[Dataset listings of figures]
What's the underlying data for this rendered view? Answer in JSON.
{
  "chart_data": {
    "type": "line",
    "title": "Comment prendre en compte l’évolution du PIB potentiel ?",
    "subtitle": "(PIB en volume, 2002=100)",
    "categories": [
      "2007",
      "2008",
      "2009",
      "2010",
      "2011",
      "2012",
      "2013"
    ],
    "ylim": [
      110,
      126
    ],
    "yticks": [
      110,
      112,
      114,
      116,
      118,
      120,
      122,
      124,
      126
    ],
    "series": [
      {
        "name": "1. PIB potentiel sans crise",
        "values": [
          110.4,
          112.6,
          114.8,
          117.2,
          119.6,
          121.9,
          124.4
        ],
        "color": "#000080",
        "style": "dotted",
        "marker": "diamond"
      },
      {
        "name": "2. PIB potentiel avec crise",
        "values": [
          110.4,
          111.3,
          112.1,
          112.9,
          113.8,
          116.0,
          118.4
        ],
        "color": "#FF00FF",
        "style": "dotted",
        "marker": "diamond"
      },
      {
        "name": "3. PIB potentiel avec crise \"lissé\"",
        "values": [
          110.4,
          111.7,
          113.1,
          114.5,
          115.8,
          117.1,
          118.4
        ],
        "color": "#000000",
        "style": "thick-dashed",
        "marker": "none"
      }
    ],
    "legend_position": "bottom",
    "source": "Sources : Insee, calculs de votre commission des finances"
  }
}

__BRIEF__. Each line in the data that holds the string "color" should be found and copied.

__COMPLETED EXERCISE__.
        "color": "#000080",
        "color": "#FF00FF",
        "color": "#000000",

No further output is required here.